[Dataset rows about figures]
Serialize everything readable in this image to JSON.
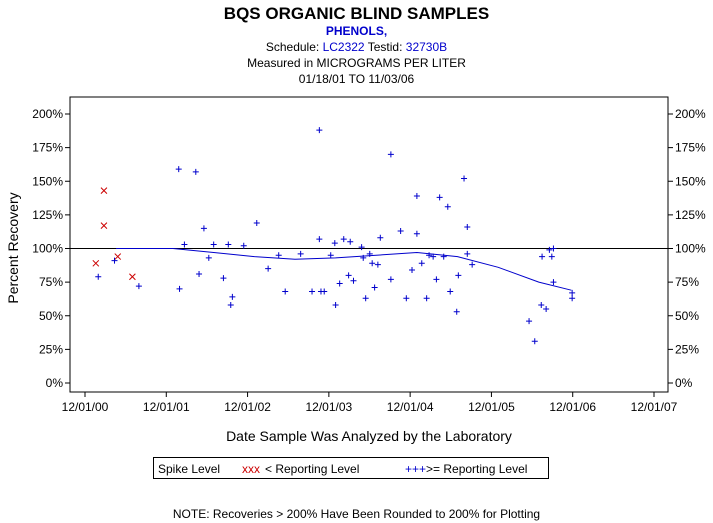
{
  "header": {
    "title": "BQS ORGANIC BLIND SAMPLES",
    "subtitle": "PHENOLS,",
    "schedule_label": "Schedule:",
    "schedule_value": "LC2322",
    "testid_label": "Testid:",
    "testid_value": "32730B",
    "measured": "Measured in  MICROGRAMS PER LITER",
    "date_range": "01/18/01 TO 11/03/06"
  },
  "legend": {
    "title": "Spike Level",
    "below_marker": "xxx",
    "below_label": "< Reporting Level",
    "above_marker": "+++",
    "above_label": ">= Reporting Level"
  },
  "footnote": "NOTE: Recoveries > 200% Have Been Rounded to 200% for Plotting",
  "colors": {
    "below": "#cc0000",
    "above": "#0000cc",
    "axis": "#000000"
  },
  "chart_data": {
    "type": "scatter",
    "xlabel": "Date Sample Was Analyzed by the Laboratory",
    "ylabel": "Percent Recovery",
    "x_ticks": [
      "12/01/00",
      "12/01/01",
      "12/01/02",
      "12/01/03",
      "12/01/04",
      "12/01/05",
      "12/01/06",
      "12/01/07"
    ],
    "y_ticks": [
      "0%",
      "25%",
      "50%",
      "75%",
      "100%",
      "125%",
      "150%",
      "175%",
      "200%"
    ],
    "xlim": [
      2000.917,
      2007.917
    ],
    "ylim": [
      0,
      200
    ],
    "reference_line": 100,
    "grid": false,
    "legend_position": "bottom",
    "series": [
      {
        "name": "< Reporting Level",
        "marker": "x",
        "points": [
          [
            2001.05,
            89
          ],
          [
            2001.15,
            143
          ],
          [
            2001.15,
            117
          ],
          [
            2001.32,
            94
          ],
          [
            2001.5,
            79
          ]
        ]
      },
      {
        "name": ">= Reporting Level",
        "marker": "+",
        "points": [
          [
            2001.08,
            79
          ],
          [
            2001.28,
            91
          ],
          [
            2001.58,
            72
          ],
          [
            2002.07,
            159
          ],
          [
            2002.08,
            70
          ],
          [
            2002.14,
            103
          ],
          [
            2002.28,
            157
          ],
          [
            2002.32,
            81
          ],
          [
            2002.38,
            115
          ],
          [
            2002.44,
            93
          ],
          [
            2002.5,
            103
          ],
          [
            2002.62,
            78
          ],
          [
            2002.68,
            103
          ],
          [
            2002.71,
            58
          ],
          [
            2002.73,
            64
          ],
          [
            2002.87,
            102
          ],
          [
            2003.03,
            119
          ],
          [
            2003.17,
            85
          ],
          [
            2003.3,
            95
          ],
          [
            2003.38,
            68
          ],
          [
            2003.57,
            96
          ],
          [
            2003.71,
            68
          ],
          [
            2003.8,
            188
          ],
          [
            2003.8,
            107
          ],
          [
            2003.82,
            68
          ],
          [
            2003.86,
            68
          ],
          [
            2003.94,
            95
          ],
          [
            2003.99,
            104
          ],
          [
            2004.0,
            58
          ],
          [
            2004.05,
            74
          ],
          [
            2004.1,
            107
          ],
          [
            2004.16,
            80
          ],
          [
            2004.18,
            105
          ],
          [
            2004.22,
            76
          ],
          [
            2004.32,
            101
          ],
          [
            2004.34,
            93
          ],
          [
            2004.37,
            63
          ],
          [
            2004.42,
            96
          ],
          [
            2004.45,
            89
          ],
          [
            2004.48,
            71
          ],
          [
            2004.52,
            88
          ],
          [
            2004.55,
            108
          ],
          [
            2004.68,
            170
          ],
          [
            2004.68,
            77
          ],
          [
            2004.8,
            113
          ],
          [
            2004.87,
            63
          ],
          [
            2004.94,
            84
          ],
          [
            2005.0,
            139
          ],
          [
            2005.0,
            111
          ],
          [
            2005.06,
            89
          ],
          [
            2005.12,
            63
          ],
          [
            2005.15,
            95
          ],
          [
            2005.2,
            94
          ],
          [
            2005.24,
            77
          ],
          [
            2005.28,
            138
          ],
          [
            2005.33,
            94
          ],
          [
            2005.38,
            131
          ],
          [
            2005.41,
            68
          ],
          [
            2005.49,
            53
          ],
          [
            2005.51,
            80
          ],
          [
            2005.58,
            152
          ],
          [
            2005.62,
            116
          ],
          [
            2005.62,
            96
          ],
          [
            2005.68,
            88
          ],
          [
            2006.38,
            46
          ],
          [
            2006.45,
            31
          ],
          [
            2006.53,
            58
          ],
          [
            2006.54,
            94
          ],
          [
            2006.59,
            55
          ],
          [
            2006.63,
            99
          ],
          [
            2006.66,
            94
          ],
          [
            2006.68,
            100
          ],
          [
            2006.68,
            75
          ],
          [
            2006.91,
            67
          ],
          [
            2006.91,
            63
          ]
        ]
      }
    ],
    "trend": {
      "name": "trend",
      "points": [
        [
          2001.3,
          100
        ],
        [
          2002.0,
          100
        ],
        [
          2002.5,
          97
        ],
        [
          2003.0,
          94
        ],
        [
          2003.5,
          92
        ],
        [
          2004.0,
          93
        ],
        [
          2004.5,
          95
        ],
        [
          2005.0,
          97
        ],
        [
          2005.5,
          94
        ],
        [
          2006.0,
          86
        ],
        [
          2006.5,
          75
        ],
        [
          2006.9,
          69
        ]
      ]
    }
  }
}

...

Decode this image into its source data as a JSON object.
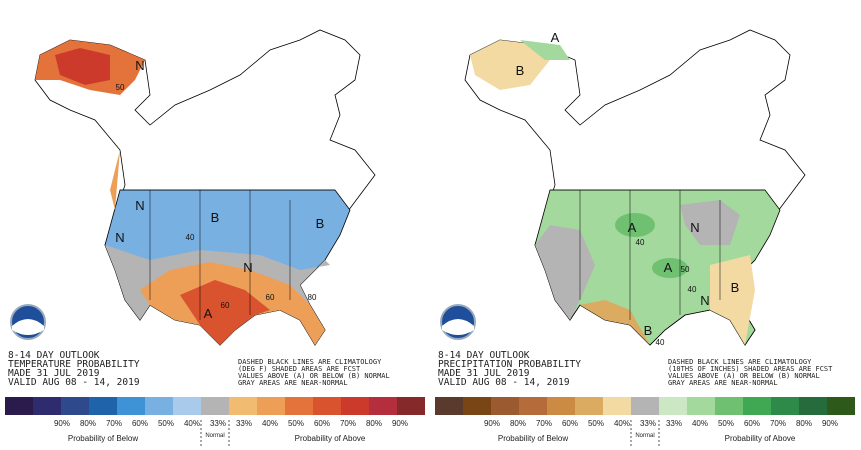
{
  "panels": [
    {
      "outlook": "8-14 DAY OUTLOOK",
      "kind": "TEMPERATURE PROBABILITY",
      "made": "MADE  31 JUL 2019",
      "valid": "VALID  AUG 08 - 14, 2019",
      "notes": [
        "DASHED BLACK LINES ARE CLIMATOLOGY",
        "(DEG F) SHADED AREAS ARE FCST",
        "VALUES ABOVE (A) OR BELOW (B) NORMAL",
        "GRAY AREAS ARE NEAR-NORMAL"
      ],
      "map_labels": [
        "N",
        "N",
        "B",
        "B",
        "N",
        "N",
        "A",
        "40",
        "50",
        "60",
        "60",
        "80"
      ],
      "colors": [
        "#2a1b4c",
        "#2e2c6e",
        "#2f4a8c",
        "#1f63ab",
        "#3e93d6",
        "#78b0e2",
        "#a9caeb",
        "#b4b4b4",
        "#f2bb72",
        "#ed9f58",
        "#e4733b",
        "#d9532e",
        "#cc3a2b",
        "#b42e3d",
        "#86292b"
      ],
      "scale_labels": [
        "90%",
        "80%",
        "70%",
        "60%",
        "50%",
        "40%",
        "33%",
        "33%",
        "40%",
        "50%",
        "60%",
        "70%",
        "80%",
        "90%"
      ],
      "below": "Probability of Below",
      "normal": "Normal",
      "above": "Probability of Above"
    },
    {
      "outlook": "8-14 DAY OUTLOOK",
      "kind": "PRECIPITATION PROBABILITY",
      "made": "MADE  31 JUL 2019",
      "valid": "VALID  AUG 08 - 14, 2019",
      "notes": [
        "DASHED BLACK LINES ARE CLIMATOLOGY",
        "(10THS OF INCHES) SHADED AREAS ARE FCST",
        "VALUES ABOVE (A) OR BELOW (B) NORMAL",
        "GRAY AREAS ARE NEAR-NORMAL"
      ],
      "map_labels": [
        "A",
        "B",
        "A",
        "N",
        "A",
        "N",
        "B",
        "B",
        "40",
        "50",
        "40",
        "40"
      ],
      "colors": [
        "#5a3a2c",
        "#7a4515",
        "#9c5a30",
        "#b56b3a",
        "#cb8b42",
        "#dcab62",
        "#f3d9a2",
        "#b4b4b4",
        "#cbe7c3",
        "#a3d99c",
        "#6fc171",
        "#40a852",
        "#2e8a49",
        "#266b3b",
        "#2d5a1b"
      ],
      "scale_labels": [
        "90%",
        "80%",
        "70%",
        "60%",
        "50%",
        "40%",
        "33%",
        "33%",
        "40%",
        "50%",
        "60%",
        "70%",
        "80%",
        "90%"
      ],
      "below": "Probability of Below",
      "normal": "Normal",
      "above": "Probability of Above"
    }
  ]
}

- _Request_
Using the data above, say how many lines include "JSON". No other reply is needed.

- _Answer for this exercise_
2